── Data listing ──

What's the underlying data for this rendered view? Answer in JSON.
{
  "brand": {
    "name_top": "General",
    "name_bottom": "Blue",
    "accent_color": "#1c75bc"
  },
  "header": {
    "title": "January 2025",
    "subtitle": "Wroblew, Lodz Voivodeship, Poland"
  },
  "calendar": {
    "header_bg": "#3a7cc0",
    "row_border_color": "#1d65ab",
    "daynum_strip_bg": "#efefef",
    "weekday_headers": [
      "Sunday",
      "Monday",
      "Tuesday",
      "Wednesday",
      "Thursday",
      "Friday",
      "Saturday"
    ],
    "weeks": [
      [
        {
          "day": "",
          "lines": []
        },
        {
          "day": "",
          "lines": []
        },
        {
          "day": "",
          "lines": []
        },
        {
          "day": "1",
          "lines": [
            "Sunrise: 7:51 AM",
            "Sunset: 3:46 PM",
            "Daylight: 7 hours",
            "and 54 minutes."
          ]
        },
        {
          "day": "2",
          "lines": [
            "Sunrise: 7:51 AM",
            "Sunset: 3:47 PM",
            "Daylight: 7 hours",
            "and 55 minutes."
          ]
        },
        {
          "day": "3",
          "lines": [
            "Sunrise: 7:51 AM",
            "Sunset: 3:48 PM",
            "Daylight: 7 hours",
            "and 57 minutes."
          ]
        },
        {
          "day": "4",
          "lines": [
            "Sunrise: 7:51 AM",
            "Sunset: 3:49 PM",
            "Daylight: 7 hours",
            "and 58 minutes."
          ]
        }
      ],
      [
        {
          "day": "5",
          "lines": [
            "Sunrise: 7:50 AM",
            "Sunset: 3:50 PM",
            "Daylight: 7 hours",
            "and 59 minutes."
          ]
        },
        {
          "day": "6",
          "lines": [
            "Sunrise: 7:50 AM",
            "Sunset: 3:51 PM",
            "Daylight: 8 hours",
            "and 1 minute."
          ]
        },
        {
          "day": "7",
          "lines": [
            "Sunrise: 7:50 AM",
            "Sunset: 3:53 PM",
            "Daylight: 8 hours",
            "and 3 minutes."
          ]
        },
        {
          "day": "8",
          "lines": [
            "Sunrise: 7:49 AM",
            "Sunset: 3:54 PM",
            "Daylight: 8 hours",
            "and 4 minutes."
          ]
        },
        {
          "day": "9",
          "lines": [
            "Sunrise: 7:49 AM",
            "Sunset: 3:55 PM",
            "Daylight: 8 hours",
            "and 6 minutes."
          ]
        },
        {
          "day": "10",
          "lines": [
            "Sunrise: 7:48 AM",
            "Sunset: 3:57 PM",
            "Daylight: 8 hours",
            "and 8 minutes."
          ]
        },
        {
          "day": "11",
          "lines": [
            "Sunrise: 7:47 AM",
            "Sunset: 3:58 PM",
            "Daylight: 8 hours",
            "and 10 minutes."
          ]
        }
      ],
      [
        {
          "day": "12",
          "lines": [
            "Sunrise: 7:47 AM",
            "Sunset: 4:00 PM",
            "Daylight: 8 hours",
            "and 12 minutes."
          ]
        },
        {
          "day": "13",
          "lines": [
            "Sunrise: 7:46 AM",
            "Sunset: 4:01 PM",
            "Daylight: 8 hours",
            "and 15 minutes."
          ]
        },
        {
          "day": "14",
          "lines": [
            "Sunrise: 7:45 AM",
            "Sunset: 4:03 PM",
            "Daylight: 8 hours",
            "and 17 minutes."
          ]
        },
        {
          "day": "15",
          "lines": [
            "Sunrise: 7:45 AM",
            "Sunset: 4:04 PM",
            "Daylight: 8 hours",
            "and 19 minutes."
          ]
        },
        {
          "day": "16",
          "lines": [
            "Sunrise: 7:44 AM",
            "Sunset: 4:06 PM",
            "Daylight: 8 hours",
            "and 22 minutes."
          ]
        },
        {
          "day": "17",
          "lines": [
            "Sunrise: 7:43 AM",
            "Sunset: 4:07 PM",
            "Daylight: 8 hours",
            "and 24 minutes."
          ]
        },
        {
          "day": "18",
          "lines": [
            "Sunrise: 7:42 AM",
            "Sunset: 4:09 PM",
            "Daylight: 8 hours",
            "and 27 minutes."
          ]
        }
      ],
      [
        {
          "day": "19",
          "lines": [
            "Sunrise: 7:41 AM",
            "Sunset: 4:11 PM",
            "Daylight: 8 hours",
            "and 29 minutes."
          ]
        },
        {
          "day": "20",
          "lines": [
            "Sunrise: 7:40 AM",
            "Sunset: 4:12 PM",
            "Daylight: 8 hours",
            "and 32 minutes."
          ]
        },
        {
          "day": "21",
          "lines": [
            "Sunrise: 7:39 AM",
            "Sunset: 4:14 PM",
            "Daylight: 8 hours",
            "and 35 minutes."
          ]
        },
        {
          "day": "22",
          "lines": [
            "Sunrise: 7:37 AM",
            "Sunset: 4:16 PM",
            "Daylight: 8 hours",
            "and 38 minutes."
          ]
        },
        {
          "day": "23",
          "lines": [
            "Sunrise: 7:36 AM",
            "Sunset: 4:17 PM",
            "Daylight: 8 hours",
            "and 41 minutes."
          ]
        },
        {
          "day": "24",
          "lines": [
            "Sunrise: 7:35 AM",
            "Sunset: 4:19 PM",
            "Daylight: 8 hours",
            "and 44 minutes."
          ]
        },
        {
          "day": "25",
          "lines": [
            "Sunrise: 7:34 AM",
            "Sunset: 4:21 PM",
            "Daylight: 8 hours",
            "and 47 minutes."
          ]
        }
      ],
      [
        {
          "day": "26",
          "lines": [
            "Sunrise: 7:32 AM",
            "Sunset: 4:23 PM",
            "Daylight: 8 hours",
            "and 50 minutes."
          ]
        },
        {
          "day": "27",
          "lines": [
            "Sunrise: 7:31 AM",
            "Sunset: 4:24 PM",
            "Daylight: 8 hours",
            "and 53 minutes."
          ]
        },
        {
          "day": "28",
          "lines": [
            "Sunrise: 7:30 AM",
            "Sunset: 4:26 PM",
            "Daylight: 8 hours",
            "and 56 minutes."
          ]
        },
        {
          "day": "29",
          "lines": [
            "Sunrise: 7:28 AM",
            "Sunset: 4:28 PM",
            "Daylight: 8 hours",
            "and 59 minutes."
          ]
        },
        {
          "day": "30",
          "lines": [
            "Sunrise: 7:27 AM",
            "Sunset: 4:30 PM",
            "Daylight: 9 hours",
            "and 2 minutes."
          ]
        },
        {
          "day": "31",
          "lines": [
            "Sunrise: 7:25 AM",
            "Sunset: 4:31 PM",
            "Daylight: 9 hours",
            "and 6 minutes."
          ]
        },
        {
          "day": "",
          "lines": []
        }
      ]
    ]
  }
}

───

Each record above must be given again exactly.

What's the underlying data for this rendered view? Answer in JSON.
{
  "brand": {
    "name_top": "General",
    "name_bottom": "Blue",
    "accent_color": "#1c75bc"
  },
  "header": {
    "title": "January 2025",
    "subtitle": "Wroblew, Lodz Voivodeship, Poland"
  },
  "calendar": {
    "header_bg": "#3a7cc0",
    "row_border_color": "#1d65ab",
    "daynum_strip_bg": "#efefef",
    "weekday_headers": [
      "Sunday",
      "Monday",
      "Tuesday",
      "Wednesday",
      "Thursday",
      "Friday",
      "Saturday"
    ],
    "weeks": [
      [
        {
          "day": "",
          "lines": []
        },
        {
          "day": "",
          "lines": []
        },
        {
          "day": "",
          "lines": []
        },
        {
          "day": "1",
          "lines": [
            "Sunrise: 7:51 AM",
            "Sunset: 3:46 PM",
            "Daylight: 7 hours",
            "and 54 minutes."
          ]
        },
        {
          "day": "2",
          "lines": [
            "Sunrise: 7:51 AM",
            "Sunset: 3:47 PM",
            "Daylight: 7 hours",
            "and 55 minutes."
          ]
        },
        {
          "day": "3",
          "lines": [
            "Sunrise: 7:51 AM",
            "Sunset: 3:48 PM",
            "Daylight: 7 hours",
            "and 57 minutes."
          ]
        },
        {
          "day": "4",
          "lines": [
            "Sunrise: 7:51 AM",
            "Sunset: 3:49 PM",
            "Daylight: 7 hours",
            "and 58 minutes."
          ]
        }
      ],
      [
        {
          "day": "5",
          "lines": [
            "Sunrise: 7:50 AM",
            "Sunset: 3:50 PM",
            "Daylight: 7 hours",
            "and 59 minutes."
          ]
        },
        {
          "day": "6",
          "lines": [
            "Sunrise: 7:50 AM",
            "Sunset: 3:51 PM",
            "Daylight: 8 hours",
            "and 1 minute."
          ]
        },
        {
          "day": "7",
          "lines": [
            "Sunrise: 7:50 AM",
            "Sunset: 3:53 PM",
            "Daylight: 8 hours",
            "and 3 minutes."
          ]
        },
        {
          "day": "8",
          "lines": [
            "Sunrise: 7:49 AM",
            "Sunset: 3:54 PM",
            "Daylight: 8 hours",
            "and 4 minutes."
          ]
        },
        {
          "day": "9",
          "lines": [
            "Sunrise: 7:49 AM",
            "Sunset: 3:55 PM",
            "Daylight: 8 hours",
            "and 6 minutes."
          ]
        },
        {
          "day": "10",
          "lines": [
            "Sunrise: 7:48 AM",
            "Sunset: 3:57 PM",
            "Daylight: 8 hours",
            "and 8 minutes."
          ]
        },
        {
          "day": "11",
          "lines": [
            "Sunrise: 7:47 AM",
            "Sunset: 3:58 PM",
            "Daylight: 8 hours",
            "and 10 minutes."
          ]
        }
      ],
      [
        {
          "day": "12",
          "lines": [
            "Sunrise: 7:47 AM",
            "Sunset: 4:00 PM",
            "Daylight: 8 hours",
            "and 12 minutes."
          ]
        },
        {
          "day": "13",
          "lines": [
            "Sunrise: 7:46 AM",
            "Sunset: 4:01 PM",
            "Daylight: 8 hours",
            "and 15 minutes."
          ]
        },
        {
          "day": "14",
          "lines": [
            "Sunrise: 7:45 AM",
            "Sunset: 4:03 PM",
            "Daylight: 8 hours",
            "and 17 minutes."
          ]
        },
        {
          "day": "15",
          "lines": [
            "Sunrise: 7:45 AM",
            "Sunset: 4:04 PM",
            "Daylight: 8 hours",
            "and 19 minutes."
          ]
        },
        {
          "day": "16",
          "lines": [
            "Sunrise: 7:44 AM",
            "Sunset: 4:06 PM",
            "Daylight: 8 hours",
            "and 22 minutes."
          ]
        },
        {
          "day": "17",
          "lines": [
            "Sunrise: 7:43 AM",
            "Sunset: 4:07 PM",
            "Daylight: 8 hours",
            "and 24 minutes."
          ]
        },
        {
          "day": "18",
          "lines": [
            "Sunrise: 7:42 AM",
            "Sunset: 4:09 PM",
            "Daylight: 8 hours",
            "and 27 minutes."
          ]
        }
      ],
      [
        {
          "day": "19",
          "lines": [
            "Sunrise: 7:41 AM",
            "Sunset: 4:11 PM",
            "Daylight: 8 hours",
            "and 29 minutes."
          ]
        },
        {
          "day": "20",
          "lines": [
            "Sunrise: 7:40 AM",
            "Sunset: 4:12 PM",
            "Daylight: 8 hours",
            "and 32 minutes."
          ]
        },
        {
          "day": "21",
          "lines": [
            "Sunrise: 7:39 AM",
            "Sunset: 4:14 PM",
            "Daylight: 8 hours",
            "and 35 minutes."
          ]
        },
        {
          "day": "22",
          "lines": [
            "Sunrise: 7:37 AM",
            "Sunset: 4:16 PM",
            "Daylight: 8 hours",
            "and 38 minutes."
          ]
        },
        {
          "day": "23",
          "lines": [
            "Sunrise: 7:36 AM",
            "Sunset: 4:17 PM",
            "Daylight: 8 hours",
            "and 41 minutes."
          ]
        },
        {
          "day": "24",
          "lines": [
            "Sunrise: 7:35 AM",
            "Sunset: 4:19 PM",
            "Daylight: 8 hours",
            "and 44 minutes."
          ]
        },
        {
          "day": "25",
          "lines": [
            "Sunrise: 7:34 AM",
            "Sunset: 4:21 PM",
            "Daylight: 8 hours",
            "and 47 minutes."
          ]
        }
      ],
      [
        {
          "day": "26",
          "lines": [
            "Sunrise: 7:32 AM",
            "Sunset: 4:23 PM",
            "Daylight: 8 hours",
            "and 50 minutes."
          ]
        },
        {
          "day": "27",
          "lines": [
            "Sunrise: 7:31 AM",
            "Sunset: 4:24 PM",
            "Daylight: 8 hours",
            "and 53 minutes."
          ]
        },
        {
          "day": "28",
          "lines": [
            "Sunrise: 7:30 AM",
            "Sunset: 4:26 PM",
            "Daylight: 8 hours",
            "and 56 minutes."
          ]
        },
        {
          "day": "29",
          "lines": [
            "Sunrise: 7:28 AM",
            "Sunset: 4:28 PM",
            "Daylight: 8 hours",
            "and 59 minutes."
          ]
        },
        {
          "day": "30",
          "lines": [
            "Sunrise: 7:27 AM",
            "Sunset: 4:30 PM",
            "Daylight: 9 hours",
            "and 2 minutes."
          ]
        },
        {
          "day": "31",
          "lines": [
            "Sunrise: 7:25 AM",
            "Sunset: 4:31 PM",
            "Daylight: 9 hours",
            "and 6 minutes."
          ]
        },
        {
          "day": "",
          "lines": []
        }
      ]
    ]
  }
}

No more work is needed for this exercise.